+++ Extracted information +++

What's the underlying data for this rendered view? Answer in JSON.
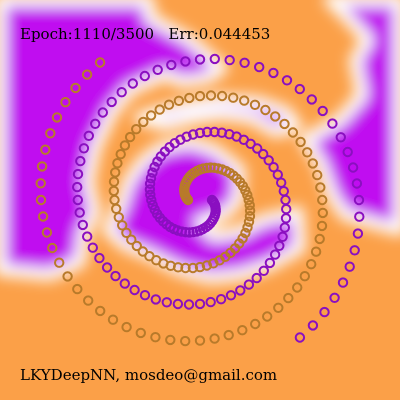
{
  "status": {
    "epoch_label": "Epoch:",
    "epoch": "1110/3500",
    "err_label": "Err:",
    "err": "0.044453"
  },
  "credit": "LKYDeepNN, mosdeo@gmail.com",
  "colors": {
    "class_a": "#c010f0",
    "class_b": "#fba048",
    "boundary": "#ffffff",
    "point_a": "#8a0fc0",
    "point_b": "#b87a2a"
  },
  "chart_data": {
    "type": "scatter",
    "series": [
      {
        "color": "#8a0fc0",
        "turns": 2.15,
        "points": 130,
        "start_angle_deg": 0
      },
      {
        "color": "#b87a2a",
        "turns": 2.15,
        "points": 130,
        "start_angle_deg": 180
      }
    ]
  }
}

+++

**Work to do:** Your task is to retype all the entries exactly and leave out any pictures.

**Complete output:**
What's the underlying data for this rendered view? Answer in JSON.
{
  "status": {
    "epoch_label": "Epoch:",
    "epoch": "1110/3500",
    "err_label": "Err:",
    "err": "0.044453"
  },
  "credit": "LKYDeepNN, mosdeo@gmail.com",
  "colors": {
    "class_a": "#c010f0",
    "class_b": "#fba048",
    "boundary": "#ffffff",
    "point_a": "#8a0fc0",
    "point_b": "#b87a2a"
  },
  "chart_data": {
    "type": "scatter",
    "series": [
      {
        "color": "#8a0fc0",
        "turns": 2.15,
        "points": 130,
        "start_angle_deg": 0
      },
      {
        "color": "#b87a2a",
        "turns": 2.15,
        "points": 130,
        "start_angle_deg": 180
      }
    ]
  }
}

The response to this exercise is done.